**Stored data:**

▬▬▬

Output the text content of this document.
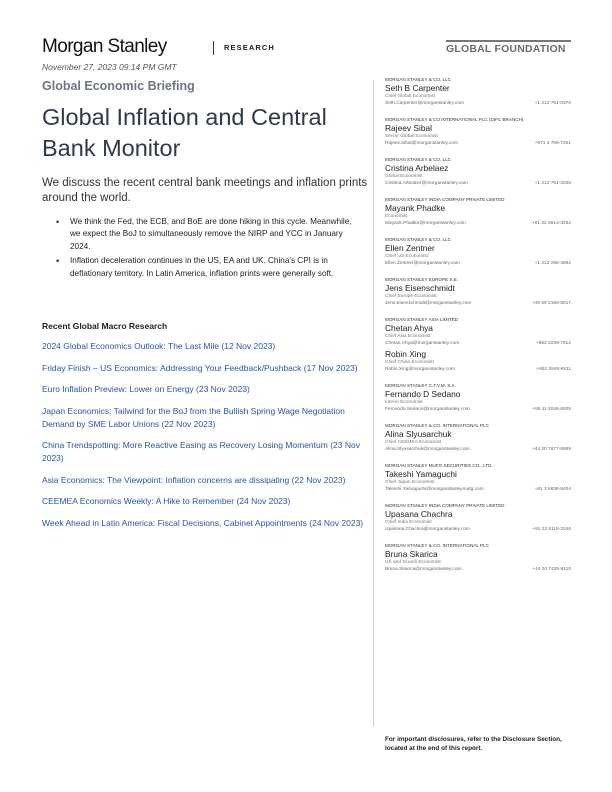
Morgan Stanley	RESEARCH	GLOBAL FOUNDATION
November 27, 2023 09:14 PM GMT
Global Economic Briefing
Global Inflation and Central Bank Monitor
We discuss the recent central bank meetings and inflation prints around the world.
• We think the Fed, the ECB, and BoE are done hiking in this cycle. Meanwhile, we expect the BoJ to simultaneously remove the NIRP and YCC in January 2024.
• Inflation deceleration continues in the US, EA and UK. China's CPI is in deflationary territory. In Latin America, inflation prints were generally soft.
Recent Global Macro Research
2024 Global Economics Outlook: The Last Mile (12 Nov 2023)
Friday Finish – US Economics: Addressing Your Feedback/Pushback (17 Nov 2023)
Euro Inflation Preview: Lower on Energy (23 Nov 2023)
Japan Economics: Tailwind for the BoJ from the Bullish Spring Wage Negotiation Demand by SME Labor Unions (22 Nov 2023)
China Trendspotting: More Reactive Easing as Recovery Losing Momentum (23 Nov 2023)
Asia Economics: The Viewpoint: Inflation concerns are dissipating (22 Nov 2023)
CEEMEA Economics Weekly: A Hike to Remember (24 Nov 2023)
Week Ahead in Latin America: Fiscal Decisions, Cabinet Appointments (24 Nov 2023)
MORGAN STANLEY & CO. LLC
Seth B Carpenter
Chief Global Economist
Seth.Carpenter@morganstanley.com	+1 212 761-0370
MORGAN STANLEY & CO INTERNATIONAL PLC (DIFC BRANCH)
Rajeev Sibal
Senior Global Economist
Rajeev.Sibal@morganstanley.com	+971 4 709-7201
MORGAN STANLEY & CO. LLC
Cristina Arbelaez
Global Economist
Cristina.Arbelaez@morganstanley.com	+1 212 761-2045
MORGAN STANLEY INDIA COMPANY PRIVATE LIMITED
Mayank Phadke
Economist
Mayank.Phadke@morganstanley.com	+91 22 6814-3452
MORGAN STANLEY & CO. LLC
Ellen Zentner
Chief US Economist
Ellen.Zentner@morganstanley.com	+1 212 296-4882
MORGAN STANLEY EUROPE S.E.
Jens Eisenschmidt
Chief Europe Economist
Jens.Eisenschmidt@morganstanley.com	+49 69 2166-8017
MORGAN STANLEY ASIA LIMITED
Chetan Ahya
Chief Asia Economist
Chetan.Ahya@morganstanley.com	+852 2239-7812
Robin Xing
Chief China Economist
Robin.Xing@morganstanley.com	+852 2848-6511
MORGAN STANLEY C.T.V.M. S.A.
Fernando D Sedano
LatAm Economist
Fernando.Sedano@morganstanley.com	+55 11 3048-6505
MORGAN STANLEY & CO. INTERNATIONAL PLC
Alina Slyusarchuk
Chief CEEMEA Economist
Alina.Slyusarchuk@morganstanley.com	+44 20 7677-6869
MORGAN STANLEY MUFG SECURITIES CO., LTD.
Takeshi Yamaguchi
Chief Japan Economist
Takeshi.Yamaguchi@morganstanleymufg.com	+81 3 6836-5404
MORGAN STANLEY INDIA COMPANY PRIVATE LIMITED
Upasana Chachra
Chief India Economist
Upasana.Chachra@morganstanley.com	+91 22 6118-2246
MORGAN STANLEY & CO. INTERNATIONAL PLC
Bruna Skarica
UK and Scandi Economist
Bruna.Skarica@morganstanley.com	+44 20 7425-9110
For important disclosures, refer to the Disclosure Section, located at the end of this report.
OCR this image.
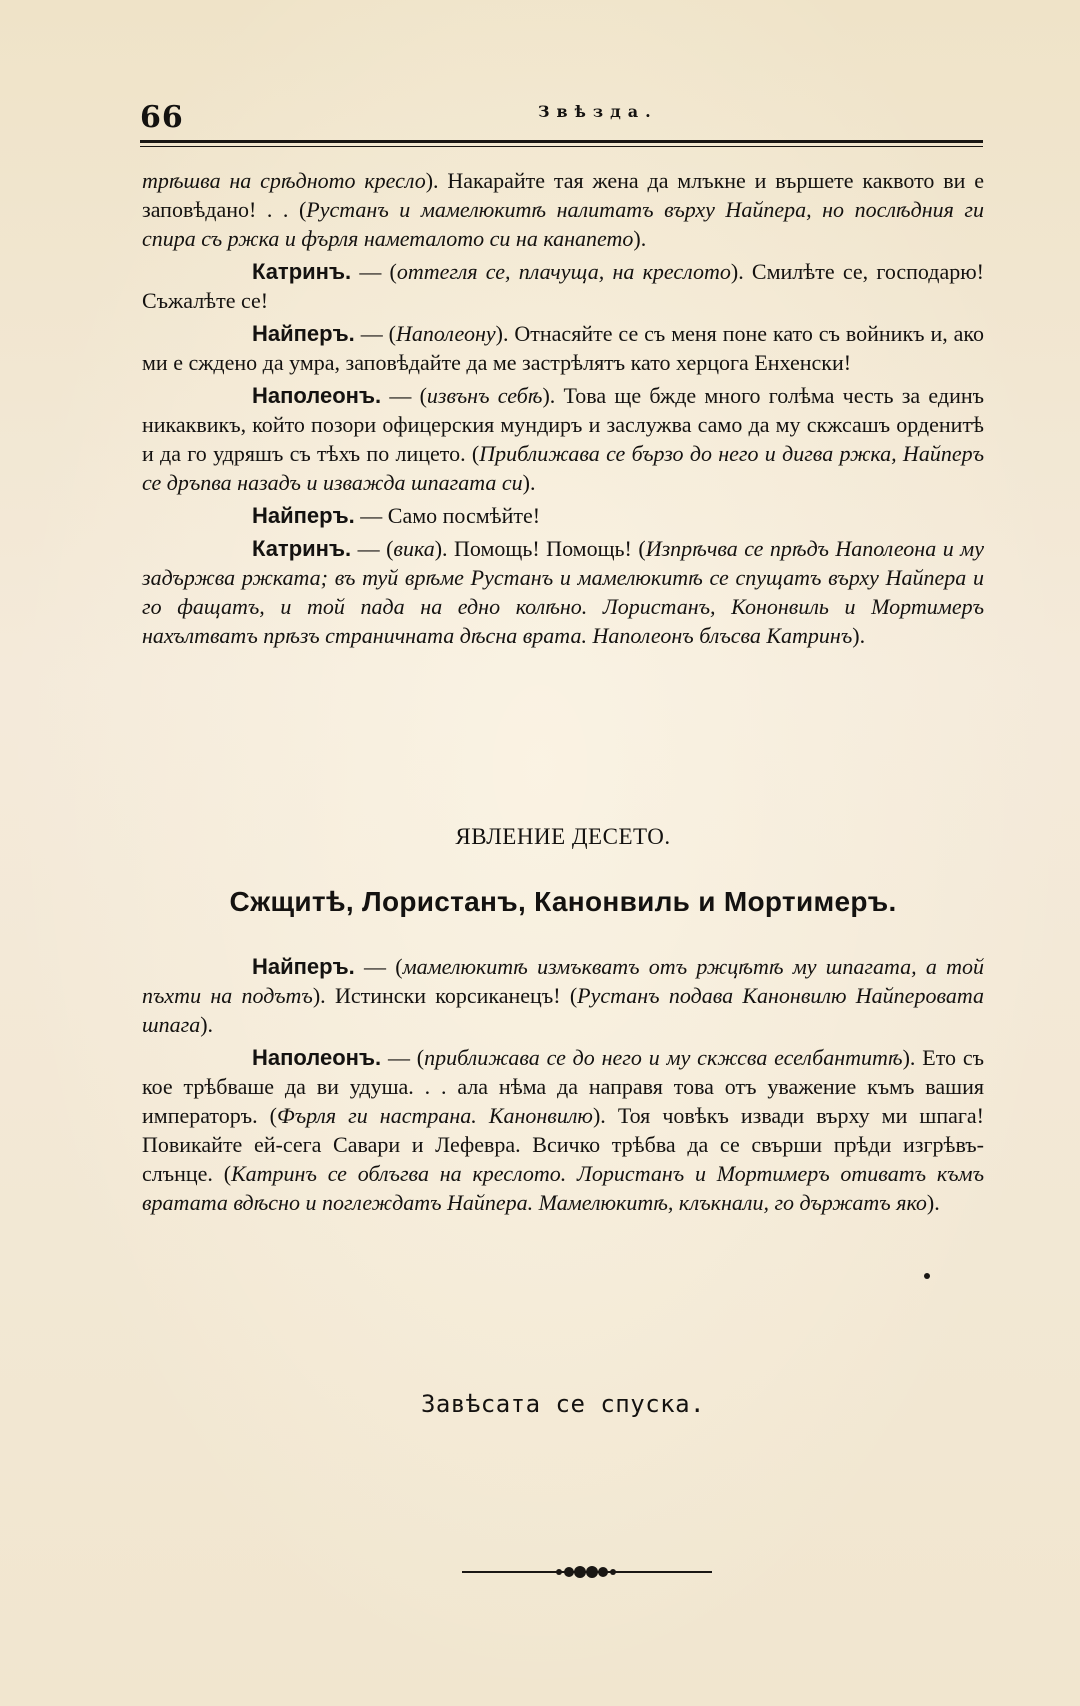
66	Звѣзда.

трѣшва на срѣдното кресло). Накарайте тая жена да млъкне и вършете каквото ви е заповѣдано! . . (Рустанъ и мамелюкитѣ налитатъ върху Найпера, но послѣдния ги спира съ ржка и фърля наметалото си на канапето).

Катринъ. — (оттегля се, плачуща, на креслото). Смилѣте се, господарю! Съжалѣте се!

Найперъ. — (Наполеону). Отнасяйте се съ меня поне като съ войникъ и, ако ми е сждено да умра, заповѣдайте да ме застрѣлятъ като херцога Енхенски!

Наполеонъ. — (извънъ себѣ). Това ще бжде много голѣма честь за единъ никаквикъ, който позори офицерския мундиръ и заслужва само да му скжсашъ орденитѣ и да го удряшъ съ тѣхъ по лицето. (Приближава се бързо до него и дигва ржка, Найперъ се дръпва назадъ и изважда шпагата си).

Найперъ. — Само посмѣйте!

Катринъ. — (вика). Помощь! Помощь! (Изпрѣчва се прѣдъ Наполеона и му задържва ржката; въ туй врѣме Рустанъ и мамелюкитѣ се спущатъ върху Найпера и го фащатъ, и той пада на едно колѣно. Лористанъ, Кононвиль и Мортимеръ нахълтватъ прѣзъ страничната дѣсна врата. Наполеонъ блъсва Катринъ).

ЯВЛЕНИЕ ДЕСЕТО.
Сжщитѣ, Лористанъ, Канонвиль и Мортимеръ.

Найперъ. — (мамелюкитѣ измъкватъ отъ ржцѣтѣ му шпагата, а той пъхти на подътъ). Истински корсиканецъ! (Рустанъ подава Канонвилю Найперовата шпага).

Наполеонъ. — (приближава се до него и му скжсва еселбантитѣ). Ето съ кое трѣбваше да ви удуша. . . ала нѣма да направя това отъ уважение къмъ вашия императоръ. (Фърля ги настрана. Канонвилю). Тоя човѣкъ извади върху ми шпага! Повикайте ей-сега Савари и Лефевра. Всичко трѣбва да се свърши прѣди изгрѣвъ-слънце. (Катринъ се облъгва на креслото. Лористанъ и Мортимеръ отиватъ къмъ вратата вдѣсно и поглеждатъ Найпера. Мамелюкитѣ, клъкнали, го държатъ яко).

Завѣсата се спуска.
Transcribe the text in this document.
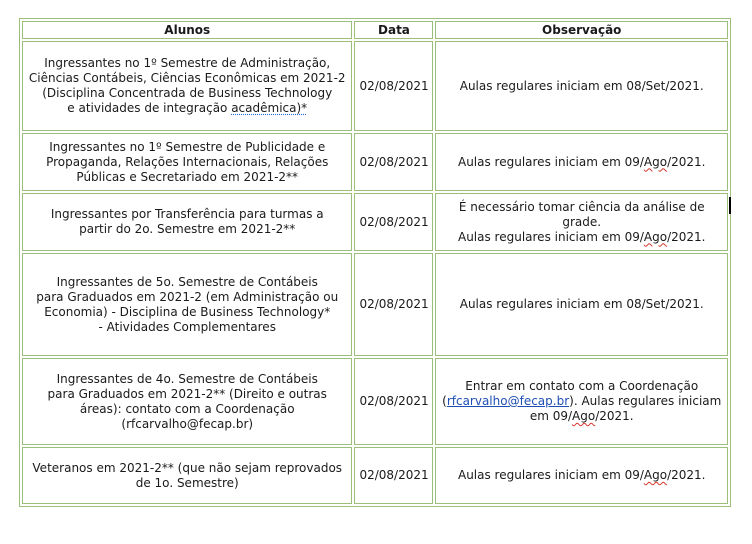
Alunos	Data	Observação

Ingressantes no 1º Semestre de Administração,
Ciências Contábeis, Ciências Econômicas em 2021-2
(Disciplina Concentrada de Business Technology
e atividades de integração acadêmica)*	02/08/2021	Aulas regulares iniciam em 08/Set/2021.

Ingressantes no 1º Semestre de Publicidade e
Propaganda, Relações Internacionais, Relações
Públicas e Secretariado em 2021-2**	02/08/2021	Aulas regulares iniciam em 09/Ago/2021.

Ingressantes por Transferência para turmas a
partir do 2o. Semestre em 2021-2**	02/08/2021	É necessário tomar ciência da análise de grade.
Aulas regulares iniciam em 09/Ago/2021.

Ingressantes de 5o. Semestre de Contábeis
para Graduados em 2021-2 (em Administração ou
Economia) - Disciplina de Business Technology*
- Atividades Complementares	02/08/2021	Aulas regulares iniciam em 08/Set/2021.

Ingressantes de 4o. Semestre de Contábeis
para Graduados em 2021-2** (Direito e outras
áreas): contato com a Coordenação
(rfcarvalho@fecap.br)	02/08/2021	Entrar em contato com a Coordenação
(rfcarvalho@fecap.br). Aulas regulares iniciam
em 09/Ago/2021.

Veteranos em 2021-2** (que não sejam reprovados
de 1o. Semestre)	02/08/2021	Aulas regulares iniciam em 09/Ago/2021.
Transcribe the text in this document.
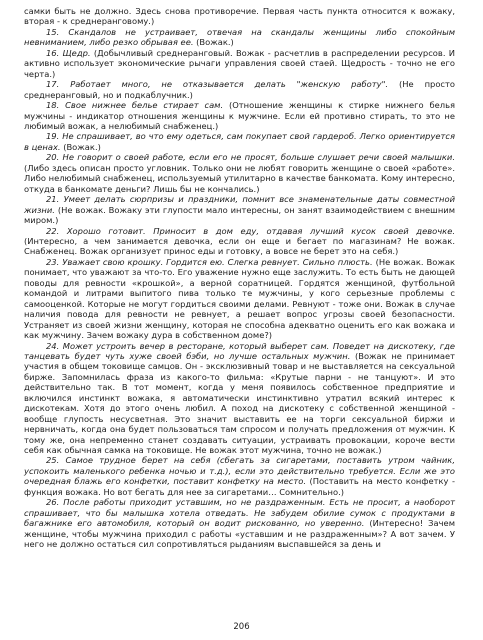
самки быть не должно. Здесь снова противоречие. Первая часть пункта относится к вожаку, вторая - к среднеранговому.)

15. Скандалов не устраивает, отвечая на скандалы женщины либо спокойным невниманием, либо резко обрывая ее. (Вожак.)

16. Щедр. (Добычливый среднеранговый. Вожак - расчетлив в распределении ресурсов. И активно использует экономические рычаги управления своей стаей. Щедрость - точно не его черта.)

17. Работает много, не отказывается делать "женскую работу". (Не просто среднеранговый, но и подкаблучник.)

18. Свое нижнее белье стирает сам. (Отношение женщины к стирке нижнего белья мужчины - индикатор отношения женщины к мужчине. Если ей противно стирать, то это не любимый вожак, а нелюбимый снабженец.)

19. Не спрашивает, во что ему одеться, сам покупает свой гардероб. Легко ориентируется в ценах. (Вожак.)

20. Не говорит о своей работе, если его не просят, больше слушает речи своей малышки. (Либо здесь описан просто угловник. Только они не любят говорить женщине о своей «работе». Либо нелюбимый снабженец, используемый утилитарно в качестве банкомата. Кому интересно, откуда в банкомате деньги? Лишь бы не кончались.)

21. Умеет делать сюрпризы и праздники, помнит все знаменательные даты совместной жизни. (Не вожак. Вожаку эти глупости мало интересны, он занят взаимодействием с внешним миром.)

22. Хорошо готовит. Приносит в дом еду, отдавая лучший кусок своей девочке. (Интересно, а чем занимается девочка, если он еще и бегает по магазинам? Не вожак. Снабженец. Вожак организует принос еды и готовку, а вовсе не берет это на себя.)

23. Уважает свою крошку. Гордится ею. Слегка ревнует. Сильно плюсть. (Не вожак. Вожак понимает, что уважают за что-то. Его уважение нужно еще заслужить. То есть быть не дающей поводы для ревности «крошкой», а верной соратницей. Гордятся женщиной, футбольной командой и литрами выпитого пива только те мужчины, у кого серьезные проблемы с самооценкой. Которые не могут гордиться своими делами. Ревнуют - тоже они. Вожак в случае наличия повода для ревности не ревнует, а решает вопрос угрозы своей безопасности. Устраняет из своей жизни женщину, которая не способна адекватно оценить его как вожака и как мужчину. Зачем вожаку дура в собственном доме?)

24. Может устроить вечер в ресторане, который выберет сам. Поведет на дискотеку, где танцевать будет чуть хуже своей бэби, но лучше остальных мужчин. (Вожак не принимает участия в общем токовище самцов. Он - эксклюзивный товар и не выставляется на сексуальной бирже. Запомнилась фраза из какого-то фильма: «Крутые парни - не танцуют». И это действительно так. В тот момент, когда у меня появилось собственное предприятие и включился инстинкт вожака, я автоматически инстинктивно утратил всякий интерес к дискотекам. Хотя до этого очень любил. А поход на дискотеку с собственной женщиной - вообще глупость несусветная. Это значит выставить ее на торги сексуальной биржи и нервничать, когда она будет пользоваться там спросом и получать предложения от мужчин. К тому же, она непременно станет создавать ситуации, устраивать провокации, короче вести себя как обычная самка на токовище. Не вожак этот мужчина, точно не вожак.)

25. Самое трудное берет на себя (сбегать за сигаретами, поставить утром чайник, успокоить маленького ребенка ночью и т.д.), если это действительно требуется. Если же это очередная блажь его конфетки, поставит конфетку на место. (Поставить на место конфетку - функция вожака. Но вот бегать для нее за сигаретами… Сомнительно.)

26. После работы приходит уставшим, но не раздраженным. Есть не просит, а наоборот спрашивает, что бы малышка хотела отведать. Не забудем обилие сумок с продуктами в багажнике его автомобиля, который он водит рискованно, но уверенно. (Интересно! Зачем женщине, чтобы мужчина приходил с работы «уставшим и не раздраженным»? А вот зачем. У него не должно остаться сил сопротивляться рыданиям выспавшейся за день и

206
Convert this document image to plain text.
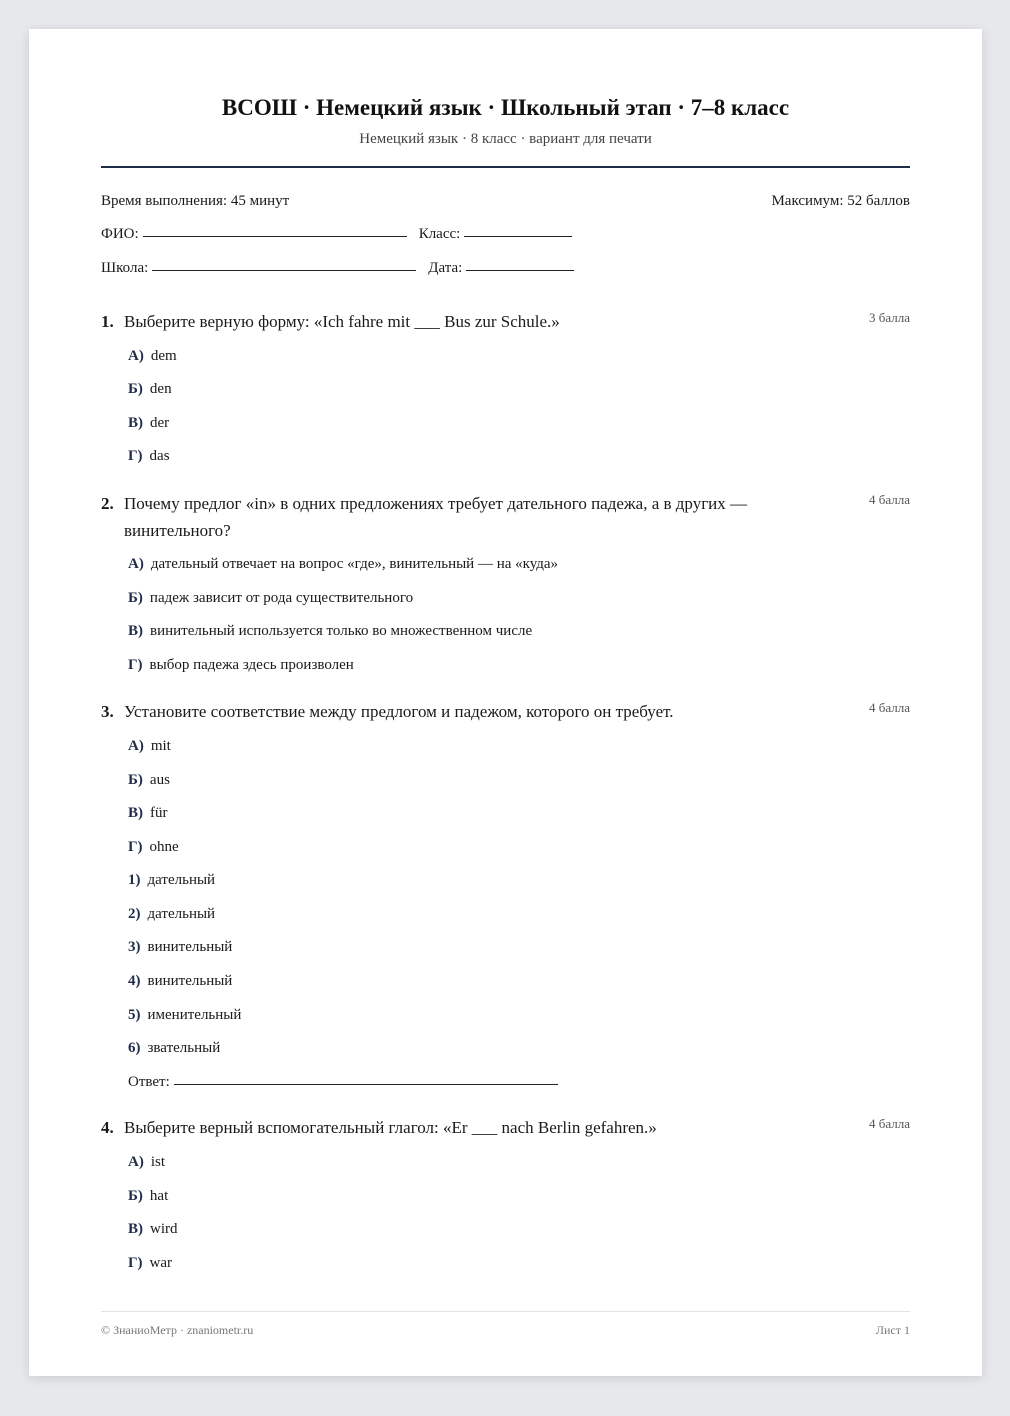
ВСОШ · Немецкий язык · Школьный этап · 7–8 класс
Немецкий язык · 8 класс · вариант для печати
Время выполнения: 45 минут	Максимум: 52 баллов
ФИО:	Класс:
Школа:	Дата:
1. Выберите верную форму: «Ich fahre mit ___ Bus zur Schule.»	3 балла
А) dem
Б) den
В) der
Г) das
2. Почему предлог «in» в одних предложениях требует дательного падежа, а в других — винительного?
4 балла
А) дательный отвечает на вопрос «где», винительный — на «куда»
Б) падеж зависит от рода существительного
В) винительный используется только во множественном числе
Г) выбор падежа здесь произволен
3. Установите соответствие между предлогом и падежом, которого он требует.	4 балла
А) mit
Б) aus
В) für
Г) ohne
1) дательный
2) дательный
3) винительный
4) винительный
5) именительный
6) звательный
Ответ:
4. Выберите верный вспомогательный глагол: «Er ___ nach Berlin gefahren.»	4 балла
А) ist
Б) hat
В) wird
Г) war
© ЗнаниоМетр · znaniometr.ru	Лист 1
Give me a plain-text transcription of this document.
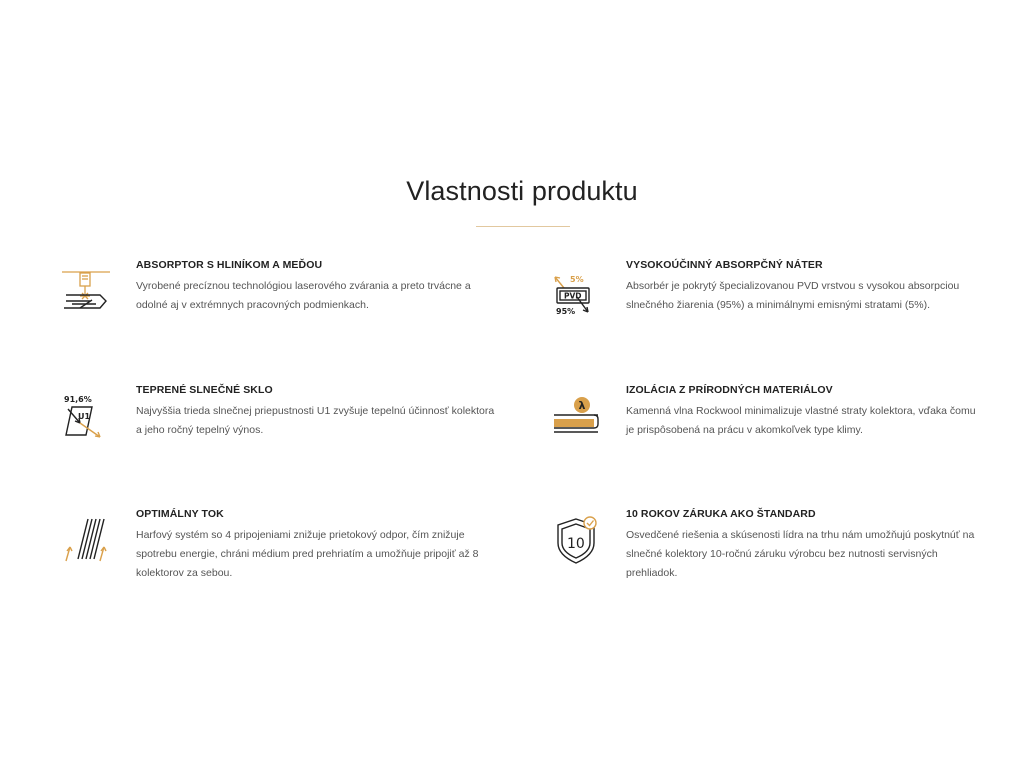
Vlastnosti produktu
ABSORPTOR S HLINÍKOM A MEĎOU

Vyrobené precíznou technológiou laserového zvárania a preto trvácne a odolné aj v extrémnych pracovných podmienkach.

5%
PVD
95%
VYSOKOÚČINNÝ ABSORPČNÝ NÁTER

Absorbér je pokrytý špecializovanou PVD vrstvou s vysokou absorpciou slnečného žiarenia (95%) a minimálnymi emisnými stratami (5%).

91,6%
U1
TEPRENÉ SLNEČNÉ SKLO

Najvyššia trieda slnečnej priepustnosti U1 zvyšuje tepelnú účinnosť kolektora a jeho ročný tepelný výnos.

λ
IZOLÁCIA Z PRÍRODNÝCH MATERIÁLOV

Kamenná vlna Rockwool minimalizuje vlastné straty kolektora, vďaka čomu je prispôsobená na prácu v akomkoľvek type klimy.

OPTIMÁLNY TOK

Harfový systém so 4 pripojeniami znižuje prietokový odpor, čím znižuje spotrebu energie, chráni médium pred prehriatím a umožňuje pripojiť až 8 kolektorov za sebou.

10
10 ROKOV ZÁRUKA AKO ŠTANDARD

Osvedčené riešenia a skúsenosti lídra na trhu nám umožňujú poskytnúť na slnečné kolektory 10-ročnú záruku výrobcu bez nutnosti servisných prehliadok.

▬▬▬

**The request:** Only the number is wanted: count the lines of the records that hold the word "женщины".

**The output:** 2